─── Entries

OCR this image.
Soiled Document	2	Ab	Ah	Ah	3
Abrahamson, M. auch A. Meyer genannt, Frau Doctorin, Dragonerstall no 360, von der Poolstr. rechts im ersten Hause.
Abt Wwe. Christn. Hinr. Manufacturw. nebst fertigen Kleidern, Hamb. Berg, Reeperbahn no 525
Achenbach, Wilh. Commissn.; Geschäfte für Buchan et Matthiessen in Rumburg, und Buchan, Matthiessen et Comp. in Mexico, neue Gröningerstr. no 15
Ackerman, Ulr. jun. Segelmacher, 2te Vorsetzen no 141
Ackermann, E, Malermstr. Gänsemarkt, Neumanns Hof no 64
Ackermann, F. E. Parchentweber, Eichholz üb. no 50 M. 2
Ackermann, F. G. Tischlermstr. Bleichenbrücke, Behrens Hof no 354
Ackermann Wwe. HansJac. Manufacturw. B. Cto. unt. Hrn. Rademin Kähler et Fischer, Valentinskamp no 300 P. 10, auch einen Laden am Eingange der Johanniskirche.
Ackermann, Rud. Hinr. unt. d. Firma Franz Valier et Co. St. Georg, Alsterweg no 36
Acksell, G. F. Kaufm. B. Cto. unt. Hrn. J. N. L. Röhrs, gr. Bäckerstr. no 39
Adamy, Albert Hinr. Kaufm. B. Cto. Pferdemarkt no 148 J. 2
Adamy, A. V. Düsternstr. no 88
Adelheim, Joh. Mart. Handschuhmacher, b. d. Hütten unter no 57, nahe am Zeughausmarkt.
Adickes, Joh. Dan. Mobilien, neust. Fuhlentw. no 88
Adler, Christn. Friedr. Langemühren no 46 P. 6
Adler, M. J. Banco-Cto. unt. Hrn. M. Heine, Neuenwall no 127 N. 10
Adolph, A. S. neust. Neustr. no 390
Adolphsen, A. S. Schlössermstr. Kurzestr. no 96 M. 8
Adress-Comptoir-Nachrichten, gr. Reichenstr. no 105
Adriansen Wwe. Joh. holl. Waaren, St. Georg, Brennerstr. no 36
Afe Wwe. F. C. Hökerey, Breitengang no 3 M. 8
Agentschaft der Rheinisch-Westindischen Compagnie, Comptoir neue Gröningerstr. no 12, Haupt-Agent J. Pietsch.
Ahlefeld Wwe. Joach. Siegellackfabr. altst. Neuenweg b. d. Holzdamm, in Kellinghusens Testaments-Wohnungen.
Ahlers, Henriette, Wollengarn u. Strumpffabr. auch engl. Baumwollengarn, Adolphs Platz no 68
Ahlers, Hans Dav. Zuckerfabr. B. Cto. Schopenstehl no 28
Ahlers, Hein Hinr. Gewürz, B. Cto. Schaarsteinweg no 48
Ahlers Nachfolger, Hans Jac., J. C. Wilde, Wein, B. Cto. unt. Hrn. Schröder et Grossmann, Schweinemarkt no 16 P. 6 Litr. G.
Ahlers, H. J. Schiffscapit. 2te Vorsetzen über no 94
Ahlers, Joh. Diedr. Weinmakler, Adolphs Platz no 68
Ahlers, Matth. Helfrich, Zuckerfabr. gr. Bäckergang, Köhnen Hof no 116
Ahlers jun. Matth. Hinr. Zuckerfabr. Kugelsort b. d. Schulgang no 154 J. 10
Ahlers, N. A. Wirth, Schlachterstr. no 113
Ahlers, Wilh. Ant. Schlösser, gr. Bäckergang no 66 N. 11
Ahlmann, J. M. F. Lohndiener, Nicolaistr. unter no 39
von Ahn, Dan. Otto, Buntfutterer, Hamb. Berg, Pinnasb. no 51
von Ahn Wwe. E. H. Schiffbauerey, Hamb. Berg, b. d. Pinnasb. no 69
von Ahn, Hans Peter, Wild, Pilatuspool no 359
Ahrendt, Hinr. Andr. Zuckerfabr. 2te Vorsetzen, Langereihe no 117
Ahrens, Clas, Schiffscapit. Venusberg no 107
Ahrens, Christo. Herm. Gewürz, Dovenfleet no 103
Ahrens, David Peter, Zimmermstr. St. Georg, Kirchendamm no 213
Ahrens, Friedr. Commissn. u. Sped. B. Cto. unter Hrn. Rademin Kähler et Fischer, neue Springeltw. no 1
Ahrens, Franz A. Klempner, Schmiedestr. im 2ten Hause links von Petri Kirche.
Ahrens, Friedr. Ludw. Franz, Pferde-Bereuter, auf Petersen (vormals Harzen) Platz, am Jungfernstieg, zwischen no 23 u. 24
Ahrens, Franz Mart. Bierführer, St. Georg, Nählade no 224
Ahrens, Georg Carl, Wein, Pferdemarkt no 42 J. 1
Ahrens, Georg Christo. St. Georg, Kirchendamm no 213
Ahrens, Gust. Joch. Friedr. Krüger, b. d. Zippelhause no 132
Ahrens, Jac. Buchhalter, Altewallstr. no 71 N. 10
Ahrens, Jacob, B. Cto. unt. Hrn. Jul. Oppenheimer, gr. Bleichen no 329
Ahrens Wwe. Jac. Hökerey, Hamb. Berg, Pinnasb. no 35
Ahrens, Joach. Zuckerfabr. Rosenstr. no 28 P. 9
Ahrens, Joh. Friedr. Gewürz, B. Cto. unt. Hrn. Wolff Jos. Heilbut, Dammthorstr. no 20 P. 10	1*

──────

◆ Task brief ◆
Quote all the records exactly, please, leaving none out.

◆ Problem solution ◆
OCR this image.
Soiled Document	2	Ab	Ah	Ah	3
Abrahamson, M. auch A. Meyer genannt, Frau Doctorin, Dragonerstall no 360, von der Poolstr. rechts im ersten Hause.
Abt Wwe. Christn. Hinr. Manufacturw. nebst fertigen Kleidern, Hamb. Berg, Reeperbahn no 525
Achenbach, Wilh. Commissn.; Geschäfte für Buchan et Matthiessen in Rumburg, und Buchan, Matthiessen et Comp. in Mexico, neue Gröningerstr. no 15
Ackerman, Ulr. jun. Segelmacher, 2te Vorsetzen no 141
Ackermann, E, Malermstr. Gänsemarkt, Neumanns Hof no 64
Ackermann, F. E. Parchentweber, Eichholz üb. no 50 M. 2
Ackermann, F. G. Tischlermstr. Bleichenbrücke, Behrens Hof no 354
Ackermann Wwe. HansJac. Manufacturw. B. Cto. unt. Hrn. Rademin Kähler et Fischer, Valentinskamp no 300 P. 10, auch einen Laden am Eingange der Johanniskirche.
Ackermann, Rud. Hinr. unt. d. Firma Franz Valier et Co. St. Georg, Alsterweg no 36
Acksell, G. F. Kaufm. B. Cto. unt. Hrn. J. N. L. Röhrs, gr. Bäckerstr. no 39
Adamy, Albert Hinr. Kaufm. B. Cto. Pferdemarkt no 148 J. 2
Adamy, A. V. Düsternstr. no 88
Adelheim, Joh. Mart. Handschuhmacher, b. d. Hütten unter no 57, nahe am Zeughausmarkt.
Adickes, Joh. Dan. Mobilien, neust. Fuhlentw. no 88
Adler, Christn. Friedr. Langemühren no 46 P. 6
Adler, M. J. Banco-Cto. unt. Hrn. M. Heine, Neuenwall no 127 N. 10
Adolph, A. S. neust. Neustr. no 390
Adolphsen, A. S. Schlössermstr. Kurzestr. no 96 M. 8
Adress-Comptoir-Nachrichten, gr. Reichenstr. no 105
Adriansen Wwe. Joh. holl. Waaren, St. Georg, Brennerstr. no 36
Afe Wwe. F. C. Hökerey, Breitengang no 3 M. 8
Agentschaft der Rheinisch-Westindischen Compagnie, Comptoir neue Gröningerstr. no 12, Haupt-Agent J. Pietsch.
Ahlefeld Wwe. Joach. Siegellackfabr. altst. Neuenweg b. d. Holzdamm, in Kellinghusens Testaments-Wohnungen.
Ahlers, Henriette, Wollengarn u. Strumpffabr. auch engl. Baumwollengarn, Adolphs Platz no 68
Ahlers, Hans Dav. Zuckerfabr. B. Cto. Schopenstehl no 28
Ahlers, Hein Hinr. Gewürz, B. Cto. Schaarsteinweg no 48
Ahlers Nachfolger, Hans Jac., J. C. Wilde, Wein, B. Cto. unt. Hrn. Schröder et Grossmann, Schweinemarkt no 16 P. 6 Litr. G.
Ahlers, H. J. Schiffscapit. 2te Vorsetzen über no 94
Ahlers, Joh. Diedr. Weinmakler, Adolphs Platz no 68
Ahlers, Matth. Helfrich, Zuckerfabr. gr. Bäckergang, Köhnen Hof no 116
Ahlers jun. Matth. Hinr. Zuckerfabr. Kugelsort b. d. Schulgang no 154 J. 10
Ahlers, N. A. Wirth, Schlachterstr. no 113
Ahlers, Wilh. Ant. Schlösser, gr. Bäckergang no 66 N. 11
Ahlmann, J. M. F. Lohndiener, Nicolaistr. unter no 39
von Ahn, Dan. Otto, Buntfutterer, Hamb. Berg, Pinnasb. no 51
von Ahn Wwe. E. H. Schiffbauerey, Hamb. Berg, b. d. Pinnasb. no 69
von Ahn, Hans Peter, Wild, Pilatuspool no 359
Ahrendt, Hinr. Andr. Zuckerfabr. 2te Vorsetzen, Langereihe no 117
Ahrens, Clas, Schiffscapit. Venusberg no 107
Ahrens, Christo. Herm. Gewürz, Dovenfleet no 103
Ahrens, David Peter, Zimmermstr. St. Georg, Kirchendamm no 213
Ahrens, Friedr. Commissn. u. Sped. B. Cto. unter Hrn. Rademin Kähler et Fischer, neue Springeltw. no 1
Ahrens, Franz A. Klempner, Schmiedestr. im 2ten Hause links von Petri Kirche.
Ahrens, Friedr. Ludw. Franz, Pferde-Bereuter, auf Petersen (vormals Harzen) Platz, am Jungfernstieg, zwischen no 23 u. 24
Ahrens, Franz Mart. Bierführer, St. Georg, Nählade no 224
Ahrens, Georg Carl, Wein, Pferdemarkt no 42 J. 1
Ahrens, Georg Christo. St. Georg, Kirchendamm no 213
Ahrens, Gust. Joch. Friedr. Krüger, b. d. Zippelhause no 132
Ahrens, Jac. Buchhalter, Altewallstr. no 71 N. 10
Ahrens, Jacob, B. Cto. unt. Hrn. Jul. Oppenheimer, gr. Bleichen no 329
Ahrens Wwe. Jac. Hökerey, Hamb. Berg, Pinnasb. no 35
Ahrens, Joach. Zuckerfabr. Rosenstr. no 28 P. 9
Ahrens, Joh. Friedr. Gewürz, B. Cto. unt. Hrn. Wolff Jos. Heilbut, Dammthorstr. no 20 P. 10	1*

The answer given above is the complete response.